## Required actions
1) Translate this sentence from the passage on airline pilot hiring into Spanish: "So, they stopped forcing people to pay for their own training."
2) Continue the passage on airline pilot hiring, picking up after its final sentence.

--- Document segment Enclosed Below ---

And the seniority system dictates that 100% doesn't matter. You could be sitting next to a scab that ALPA 'forgave' and he is just as "right there" with you as any other pilot on the seniority list. "Deserve" is a wrong word to use in aviation.

This has a certain degree of truth. First off, nothing is deserved, just as nothing is fair. Timing is really everything. How so? Because you can have an Eastern picket line crosser, and he's a scab for life with no recourse. You could have a CAL guy who crossed in '83, who gets forgiven. How are the two different? Answer: timing, and political convenience. I mean, let's call a spade a spade here. It does indeed get muddy when we try to define who deserves what, and that applies to anything....I can give similar military aviation examples.
 
Before that timeframe, regionals themselves had PFT where you paid 10k for the privilege of working for them. There was no shortage of pilots who did that and that continued almost to 1999-2000. People come to regionals for Part 121 time. Freight/charter/corporate/CFI doesn't get you that unless the carrier is Part 121.

Sure. Now ask yourself why they stopped. They couldn't get people to do it anymore since their competitors weren't forcing their people to do it. So, they stopped forcing people to pay for their own training. Same reason places like JetU closed their doors when no one would hire a guy with 500 hours anymore.

Can you provide what month you obtained your commercial license and multi engine rating to the month you were hired at 9E. How many months/years was that?

7 months. Like I said, at the time, you bought yourself about 12 months tops.

What revision of history?

Nevermind. I'm done.
 
Sure. Now ask yourself why they stopped. They couldn't get people to do it anymore since their competitors weren't forcing their people to do it. So, they stopped forcing people to pay for their own training. Same reason places like JetU closed their doors when no one would hire a guy with 500 hours anymore.

--- End of Enclosed Document segment ---
--- Supplied material Enclosed Below ---

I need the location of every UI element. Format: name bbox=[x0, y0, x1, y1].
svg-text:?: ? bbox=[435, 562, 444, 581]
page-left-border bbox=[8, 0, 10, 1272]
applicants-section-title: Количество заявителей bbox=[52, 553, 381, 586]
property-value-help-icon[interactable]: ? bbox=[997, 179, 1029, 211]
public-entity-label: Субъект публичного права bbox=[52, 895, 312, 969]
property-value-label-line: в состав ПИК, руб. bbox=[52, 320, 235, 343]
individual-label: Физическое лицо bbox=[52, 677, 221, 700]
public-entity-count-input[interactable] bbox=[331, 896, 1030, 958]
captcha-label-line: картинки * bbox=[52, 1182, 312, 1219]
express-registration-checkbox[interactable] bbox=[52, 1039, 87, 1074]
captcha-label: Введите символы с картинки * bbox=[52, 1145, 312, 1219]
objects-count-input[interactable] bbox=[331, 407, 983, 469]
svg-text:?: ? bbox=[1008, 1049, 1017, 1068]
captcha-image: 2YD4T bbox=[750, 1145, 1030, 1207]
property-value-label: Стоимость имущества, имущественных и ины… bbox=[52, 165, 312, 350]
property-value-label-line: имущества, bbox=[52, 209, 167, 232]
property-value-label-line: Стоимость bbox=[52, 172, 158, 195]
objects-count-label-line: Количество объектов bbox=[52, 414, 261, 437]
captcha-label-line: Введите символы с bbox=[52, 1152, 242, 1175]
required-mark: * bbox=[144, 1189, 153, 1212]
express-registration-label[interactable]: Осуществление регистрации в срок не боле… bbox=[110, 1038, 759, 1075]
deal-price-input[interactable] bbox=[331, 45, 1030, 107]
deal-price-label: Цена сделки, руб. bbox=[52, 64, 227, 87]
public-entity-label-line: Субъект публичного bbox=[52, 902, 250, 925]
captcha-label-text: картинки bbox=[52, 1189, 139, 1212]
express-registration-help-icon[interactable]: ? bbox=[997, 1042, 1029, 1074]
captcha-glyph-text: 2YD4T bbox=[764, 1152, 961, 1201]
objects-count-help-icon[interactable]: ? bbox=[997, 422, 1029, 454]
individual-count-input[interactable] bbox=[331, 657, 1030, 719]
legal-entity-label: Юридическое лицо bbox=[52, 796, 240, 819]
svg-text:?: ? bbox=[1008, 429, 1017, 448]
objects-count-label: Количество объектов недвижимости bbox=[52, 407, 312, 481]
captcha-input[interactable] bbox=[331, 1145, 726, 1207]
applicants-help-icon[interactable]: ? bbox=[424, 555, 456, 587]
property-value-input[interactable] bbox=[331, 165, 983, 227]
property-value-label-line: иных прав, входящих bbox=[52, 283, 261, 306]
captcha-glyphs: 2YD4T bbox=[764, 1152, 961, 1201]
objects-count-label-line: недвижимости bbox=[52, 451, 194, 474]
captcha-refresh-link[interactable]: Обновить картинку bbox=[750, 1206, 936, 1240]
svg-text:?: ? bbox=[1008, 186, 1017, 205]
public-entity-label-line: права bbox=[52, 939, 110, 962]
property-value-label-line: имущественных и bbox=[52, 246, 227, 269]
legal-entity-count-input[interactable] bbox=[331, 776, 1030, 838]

--- End of Enclosed Supplied material ---

## Answers given
1) Así que dejaron de obligar a la gente a pagar su propia formación.

2)
That argument doesn't work when you consider from 2000-early 2007 9E didn't even provide hotel/pay in newhire training at a time when almost every other regional was providing shared double occupancy hotels, pay/per diem, and a seniority date with class date day one. 9E did it the complete opposite and had no shortage of applicants who lined up to do it despite other regionals paying for this stuff. JetU only closed their doors because their exclusive agreement was with 9E and 9E stopped hiring mid 2008 due to the recession. The recession was a wild card. Had 9E continued hiring, JetU would have been around as it churned out pilots for 9E and would have existed up to the point of Aug 2013 when newhire pilots were required to have ATP and 1,500 hrs.

7 months. Like I said, at the time, you bought yourself about 12 months tops.
Nevermind. I'm done.

Oct '07 to Oct '08 = no one hiring. That's the difference 12 months can make in a seniority system. Not to mention, the perfect timing of late 07 meant only 2 months of reserve before jumping into 90 hr lines. Guys hired Jan 08 sat reserve for the entire recession, 2.5+ years and flew on average 30-50 hrs per month or less. By getting 90 hr lines, I went from low time to getting 1000 hrs every year in 2008-2011 and allowed me to apply to current carrier in end of 2011. Had it not been for this exact timing in this exact path, I would not be where I am today.... not by a long shot.

I do not understand the term "revisionist history." If you're trying to accuse something, I'd be happy to address it.